▼

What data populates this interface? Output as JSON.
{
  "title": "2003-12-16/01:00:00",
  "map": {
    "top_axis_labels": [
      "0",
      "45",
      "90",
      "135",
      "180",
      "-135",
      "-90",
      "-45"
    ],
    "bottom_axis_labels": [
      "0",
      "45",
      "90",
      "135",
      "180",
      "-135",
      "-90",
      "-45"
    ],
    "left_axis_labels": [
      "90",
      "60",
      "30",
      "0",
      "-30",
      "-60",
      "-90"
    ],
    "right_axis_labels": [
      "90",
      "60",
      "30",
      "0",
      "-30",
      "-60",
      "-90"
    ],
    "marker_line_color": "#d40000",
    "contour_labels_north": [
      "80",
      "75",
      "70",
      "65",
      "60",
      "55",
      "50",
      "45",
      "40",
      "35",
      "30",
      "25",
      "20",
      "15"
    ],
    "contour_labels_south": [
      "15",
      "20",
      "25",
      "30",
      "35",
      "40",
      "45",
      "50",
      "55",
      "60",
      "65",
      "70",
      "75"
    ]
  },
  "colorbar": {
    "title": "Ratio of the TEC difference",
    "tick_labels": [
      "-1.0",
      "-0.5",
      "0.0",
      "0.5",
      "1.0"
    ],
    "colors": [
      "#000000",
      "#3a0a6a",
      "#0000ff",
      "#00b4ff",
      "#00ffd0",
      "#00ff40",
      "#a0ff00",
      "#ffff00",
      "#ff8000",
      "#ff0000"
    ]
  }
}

▲

> [What the exercise asks] Write down the full listing again, exactly.

> [Solution to the exercise]
What data populates this interface? Output as JSON.
{
  "title": "2003-12-16/01:00:00",
  "map": {
    "top_axis_labels": [
      "0",
      "45",
      "90",
      "135",
      "180",
      "-135",
      "-90",
      "-45"
    ],
    "bottom_axis_labels": [
      "0",
      "45",
      "90",
      "135",
      "180",
      "-135",
      "-90",
      "-45"
    ],
    "left_axis_labels": [
      "90",
      "60",
      "30",
      "0",
      "-30",
      "-60",
      "-90"
    ],
    "right_axis_labels": [
      "90",
      "60",
      "30",
      "0",
      "-30",
      "-60",
      "-90"
    ],
    "marker_line_color": "#d40000",
    "contour_labels_north": [
      "80",
      "75",
      "70",
      "65",
      "60",
      "55",
      "50",
      "45",
      "40",
      "35",
      "30",
      "25",
      "20",
      "15"
    ],
    "contour_labels_south": [
      "15",
      "20",
      "25",
      "30",
      "35",
      "40",
      "45",
      "50",
      "55",
      "60",
      "65",
      "70",
      "75"
    ]
  },
  "colorbar": {
    "title": "Ratio of the TEC difference",
    "tick_labels": [
      "-1.0",
      "-0.5",
      "0.0",
      "0.5",
      "1.0"
    ],
    "colors": [
      "#000000",
      "#3a0a6a",
      "#0000ff",
      "#00b4ff",
      "#00ffd0",
      "#00ff40",
      "#a0ff00",
      "#ffff00",
      "#ff8000",
      "#ff0000"
    ]
  }
}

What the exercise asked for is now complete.